*** Selected excerpt
Thursday, January 6, 2011

SCHULTZ: SWEEP-PICKING THE FLUGELHORNS (A Very Partial Discography)

It's been months now, Schultz. MONTHS.
I can't stop listening to your rap album. I can't stop listening to the seeemingly endless stream of "fake" bands you created in the early half of this decade. You are a fucked up dude. In the BEST possible sense of the word.
For any of you as of yet unacquainted with Mr. Steven Schultz, I offer a brief primer on this mysterious recluse's history and whereabouts:
Schultz writes the excellent expatriate manifesto TOKYO DAMAGE REPORT from the comfort of his home in that city, expounding at length on the strange mannerisms, customs, and music of Japan; sometimes translating previously-untranslated novels in their entirety, sometimes sharing pictures, sometimes stories. It is an indispensable resource for not only the western Japanophile but for students of human nature in general, from the highest highbrow intellectual to the lowest lowbrow humorist.
Schultz, once upon a time, resided in the Bay Area of California, and collaborated with many indigenous musicians. We share mutual friends but have never met face to face. He even wrote for IllCon for a brief, glorious moment.

Left: Mr. Schultz also freelances as a terrorist from time to time.

But first and foremost, this guy is an insane fucking musician. Within the last few months, he has been releasing a steady stream of old recordings (via MediaFire) on Tokyo Damage Report, from solo albums to the aforementioned "fake" bands to "real" bands he was in to extended inside jokes that turned into full-length albums (check out "The Criminally Insane Project". It's really, really, really weird shit, and, in a way, seems like the perfect soundtrack for reading Illogical Contraption (but only on our very best days). Schultz's music is schizophrenic, well thought-out, offensive, funny, eclectic, and often, pretty stupid. Like I said, I'm hooked.
******
● Stated problem
According to the blog post, through what service has Schultz been releasing his old recordings? The items that come after the blog post are separate material.
*** Supplied data
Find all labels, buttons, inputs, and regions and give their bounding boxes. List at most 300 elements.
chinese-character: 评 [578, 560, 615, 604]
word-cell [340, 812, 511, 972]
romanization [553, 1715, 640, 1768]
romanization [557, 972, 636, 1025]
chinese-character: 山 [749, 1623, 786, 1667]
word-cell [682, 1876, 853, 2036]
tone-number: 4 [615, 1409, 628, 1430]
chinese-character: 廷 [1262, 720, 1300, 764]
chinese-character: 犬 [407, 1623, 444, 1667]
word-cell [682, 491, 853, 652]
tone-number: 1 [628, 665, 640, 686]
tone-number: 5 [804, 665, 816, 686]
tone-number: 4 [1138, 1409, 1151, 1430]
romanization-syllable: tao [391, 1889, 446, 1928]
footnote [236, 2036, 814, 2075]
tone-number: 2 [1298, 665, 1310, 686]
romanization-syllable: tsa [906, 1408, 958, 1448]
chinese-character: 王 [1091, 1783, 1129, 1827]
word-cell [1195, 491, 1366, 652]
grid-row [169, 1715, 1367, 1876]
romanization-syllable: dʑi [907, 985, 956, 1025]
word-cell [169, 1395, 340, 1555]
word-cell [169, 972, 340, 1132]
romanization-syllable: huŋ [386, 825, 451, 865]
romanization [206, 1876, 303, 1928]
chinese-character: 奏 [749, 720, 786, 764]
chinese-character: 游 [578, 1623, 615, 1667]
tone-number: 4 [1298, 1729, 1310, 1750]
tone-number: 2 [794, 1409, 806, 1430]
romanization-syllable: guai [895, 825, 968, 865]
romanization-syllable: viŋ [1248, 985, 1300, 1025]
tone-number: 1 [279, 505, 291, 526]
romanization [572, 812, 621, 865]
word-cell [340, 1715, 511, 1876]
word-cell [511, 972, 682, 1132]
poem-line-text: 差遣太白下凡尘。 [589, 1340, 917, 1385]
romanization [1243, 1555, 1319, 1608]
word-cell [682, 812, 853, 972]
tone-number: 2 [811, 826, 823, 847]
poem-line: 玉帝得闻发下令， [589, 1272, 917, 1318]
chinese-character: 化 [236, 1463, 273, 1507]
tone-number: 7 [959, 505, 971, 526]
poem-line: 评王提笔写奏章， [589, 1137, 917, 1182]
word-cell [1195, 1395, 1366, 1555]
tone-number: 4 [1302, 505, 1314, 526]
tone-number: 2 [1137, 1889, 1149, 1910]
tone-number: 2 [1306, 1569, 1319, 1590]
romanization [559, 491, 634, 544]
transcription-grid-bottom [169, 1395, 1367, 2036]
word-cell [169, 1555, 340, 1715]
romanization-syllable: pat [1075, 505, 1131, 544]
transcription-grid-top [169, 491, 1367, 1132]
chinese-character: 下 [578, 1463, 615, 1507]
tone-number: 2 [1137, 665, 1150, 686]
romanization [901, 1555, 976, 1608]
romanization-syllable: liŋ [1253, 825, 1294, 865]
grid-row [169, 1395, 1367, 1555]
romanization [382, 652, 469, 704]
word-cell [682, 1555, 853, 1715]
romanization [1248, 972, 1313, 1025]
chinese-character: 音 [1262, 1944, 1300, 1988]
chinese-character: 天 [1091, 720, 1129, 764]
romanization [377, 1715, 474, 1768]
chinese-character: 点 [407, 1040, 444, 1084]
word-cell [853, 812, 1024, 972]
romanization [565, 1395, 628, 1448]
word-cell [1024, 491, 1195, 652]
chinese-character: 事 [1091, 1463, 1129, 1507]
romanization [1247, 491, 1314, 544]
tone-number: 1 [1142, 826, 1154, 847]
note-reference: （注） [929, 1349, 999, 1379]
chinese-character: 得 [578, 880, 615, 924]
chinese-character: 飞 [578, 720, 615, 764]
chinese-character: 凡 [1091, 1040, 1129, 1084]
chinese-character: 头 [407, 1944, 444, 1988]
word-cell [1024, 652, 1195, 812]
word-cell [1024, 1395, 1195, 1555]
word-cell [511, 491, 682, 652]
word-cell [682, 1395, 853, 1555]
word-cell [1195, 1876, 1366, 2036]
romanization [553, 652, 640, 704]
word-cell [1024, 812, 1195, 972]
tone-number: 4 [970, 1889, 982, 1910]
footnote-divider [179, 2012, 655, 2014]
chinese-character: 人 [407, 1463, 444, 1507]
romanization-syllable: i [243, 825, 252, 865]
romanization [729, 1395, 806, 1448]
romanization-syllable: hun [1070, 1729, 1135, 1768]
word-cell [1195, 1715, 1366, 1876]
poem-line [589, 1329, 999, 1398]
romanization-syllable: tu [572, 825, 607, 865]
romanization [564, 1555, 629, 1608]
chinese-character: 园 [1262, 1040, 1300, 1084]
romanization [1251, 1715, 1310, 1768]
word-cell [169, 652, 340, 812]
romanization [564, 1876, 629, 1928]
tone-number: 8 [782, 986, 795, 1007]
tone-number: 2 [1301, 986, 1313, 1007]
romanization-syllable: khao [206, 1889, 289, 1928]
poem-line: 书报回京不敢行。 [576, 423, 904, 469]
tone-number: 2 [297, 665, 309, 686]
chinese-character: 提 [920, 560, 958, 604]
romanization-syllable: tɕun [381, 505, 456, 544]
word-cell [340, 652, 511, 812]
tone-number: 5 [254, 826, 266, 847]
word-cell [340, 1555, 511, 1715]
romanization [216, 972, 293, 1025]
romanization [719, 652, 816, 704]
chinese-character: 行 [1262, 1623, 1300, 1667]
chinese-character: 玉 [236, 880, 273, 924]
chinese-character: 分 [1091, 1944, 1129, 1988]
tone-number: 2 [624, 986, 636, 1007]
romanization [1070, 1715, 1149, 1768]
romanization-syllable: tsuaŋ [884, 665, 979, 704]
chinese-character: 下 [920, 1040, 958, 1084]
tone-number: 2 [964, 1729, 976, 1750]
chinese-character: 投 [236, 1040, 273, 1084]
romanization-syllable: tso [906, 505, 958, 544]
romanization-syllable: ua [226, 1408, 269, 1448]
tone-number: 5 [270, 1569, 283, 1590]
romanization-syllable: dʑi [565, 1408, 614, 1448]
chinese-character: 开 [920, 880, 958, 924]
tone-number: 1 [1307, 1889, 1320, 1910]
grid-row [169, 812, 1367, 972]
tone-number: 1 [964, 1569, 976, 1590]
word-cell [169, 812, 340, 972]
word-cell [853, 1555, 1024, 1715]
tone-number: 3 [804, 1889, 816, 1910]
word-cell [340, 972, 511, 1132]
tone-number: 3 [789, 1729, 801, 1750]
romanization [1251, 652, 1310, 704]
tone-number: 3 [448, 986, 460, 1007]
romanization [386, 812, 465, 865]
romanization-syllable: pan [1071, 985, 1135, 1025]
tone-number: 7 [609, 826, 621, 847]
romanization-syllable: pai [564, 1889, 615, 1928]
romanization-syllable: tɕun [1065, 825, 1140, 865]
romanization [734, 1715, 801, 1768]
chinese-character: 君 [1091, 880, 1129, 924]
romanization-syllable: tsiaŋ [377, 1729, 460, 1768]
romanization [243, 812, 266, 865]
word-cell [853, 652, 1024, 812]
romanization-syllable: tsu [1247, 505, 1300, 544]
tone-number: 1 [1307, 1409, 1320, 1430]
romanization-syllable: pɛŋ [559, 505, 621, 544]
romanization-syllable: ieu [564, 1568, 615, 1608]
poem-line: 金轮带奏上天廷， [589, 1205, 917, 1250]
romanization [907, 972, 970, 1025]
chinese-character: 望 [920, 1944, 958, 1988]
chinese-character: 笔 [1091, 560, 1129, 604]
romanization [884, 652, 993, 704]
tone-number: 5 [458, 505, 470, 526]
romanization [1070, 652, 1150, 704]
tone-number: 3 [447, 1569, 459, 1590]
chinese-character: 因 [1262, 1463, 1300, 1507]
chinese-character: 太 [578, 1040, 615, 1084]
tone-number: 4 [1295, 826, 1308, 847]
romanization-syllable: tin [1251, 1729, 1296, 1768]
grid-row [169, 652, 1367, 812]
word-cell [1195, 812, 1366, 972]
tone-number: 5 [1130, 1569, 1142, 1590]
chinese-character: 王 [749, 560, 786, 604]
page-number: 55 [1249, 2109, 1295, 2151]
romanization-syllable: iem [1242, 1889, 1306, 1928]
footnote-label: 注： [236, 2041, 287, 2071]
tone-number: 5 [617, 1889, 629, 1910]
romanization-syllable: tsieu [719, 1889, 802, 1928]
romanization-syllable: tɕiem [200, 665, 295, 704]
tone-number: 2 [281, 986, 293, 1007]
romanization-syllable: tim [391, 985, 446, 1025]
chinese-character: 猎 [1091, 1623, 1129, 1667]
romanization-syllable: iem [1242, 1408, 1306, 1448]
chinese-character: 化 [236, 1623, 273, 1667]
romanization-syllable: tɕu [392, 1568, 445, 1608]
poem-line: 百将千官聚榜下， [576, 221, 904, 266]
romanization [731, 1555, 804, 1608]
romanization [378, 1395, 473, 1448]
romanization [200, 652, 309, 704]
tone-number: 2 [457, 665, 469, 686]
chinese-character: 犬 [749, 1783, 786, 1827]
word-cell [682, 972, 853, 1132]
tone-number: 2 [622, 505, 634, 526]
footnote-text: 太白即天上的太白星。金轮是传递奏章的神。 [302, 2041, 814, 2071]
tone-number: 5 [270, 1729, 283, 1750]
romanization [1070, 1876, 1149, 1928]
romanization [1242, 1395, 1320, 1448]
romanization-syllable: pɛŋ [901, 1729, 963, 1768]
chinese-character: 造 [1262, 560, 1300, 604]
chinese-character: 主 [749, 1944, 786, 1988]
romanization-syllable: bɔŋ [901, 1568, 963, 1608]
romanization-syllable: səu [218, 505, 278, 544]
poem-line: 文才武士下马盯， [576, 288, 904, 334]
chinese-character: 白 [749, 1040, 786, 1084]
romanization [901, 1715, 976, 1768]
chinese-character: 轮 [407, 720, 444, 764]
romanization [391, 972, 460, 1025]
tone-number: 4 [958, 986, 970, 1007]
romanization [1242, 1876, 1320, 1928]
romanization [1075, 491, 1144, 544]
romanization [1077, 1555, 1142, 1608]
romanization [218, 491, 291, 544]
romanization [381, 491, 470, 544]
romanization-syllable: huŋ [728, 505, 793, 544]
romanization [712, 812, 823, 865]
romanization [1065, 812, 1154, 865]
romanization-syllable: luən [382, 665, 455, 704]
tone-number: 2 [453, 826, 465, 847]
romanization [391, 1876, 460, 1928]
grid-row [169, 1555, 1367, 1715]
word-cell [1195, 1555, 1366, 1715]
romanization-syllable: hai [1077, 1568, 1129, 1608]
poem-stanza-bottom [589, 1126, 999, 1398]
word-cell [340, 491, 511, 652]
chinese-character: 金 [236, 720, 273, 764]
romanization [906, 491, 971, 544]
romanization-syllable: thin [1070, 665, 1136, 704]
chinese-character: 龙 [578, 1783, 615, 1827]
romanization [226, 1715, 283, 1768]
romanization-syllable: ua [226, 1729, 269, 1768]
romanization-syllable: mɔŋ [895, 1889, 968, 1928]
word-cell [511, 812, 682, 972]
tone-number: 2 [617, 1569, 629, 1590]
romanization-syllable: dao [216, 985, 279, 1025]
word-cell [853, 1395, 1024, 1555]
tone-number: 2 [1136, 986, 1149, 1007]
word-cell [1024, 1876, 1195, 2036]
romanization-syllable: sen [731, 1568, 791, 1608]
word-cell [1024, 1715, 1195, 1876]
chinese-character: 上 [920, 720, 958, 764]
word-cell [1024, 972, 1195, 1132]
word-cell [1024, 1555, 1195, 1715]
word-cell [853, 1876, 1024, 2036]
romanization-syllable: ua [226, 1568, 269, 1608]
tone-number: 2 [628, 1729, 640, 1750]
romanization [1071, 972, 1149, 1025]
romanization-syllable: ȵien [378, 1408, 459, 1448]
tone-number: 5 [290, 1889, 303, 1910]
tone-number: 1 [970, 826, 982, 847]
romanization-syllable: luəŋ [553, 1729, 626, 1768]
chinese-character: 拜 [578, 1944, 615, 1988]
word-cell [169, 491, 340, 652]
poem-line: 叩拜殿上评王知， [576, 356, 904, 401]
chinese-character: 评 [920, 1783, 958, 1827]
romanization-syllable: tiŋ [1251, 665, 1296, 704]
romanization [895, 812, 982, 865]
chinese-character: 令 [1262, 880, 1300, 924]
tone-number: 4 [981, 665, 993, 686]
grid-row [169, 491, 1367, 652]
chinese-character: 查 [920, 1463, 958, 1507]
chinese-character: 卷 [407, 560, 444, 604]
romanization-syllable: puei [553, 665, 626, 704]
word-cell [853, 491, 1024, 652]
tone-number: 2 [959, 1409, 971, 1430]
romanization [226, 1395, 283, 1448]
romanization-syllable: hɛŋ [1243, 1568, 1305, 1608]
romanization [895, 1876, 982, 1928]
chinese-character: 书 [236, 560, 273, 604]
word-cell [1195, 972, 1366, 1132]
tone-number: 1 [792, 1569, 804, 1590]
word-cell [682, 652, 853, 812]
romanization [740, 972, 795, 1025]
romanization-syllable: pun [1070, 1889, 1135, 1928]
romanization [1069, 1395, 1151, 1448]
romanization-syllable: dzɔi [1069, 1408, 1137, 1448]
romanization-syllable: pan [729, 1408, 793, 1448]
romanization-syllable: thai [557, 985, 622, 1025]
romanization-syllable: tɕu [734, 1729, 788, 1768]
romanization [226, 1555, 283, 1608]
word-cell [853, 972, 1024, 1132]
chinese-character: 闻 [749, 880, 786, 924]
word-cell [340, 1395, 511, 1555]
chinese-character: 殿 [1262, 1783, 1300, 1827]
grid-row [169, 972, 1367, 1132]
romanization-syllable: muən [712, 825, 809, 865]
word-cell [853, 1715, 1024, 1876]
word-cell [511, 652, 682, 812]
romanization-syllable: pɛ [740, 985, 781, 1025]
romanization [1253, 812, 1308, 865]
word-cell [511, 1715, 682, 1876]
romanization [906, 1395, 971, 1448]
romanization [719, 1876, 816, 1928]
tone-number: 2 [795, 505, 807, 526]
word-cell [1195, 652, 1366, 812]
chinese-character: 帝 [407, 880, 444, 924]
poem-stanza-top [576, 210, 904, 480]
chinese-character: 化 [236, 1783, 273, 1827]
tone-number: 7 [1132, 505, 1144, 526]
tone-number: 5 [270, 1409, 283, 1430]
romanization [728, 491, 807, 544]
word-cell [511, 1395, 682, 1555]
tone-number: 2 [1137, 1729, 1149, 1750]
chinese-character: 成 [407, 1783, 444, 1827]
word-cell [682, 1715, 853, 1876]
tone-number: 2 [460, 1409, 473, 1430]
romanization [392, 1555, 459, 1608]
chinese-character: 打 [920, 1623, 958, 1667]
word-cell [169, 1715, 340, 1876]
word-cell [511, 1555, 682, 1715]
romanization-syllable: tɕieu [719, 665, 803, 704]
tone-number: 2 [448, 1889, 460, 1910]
******
● Reply
Through MediaFire, posted on Tokyo Damage Report.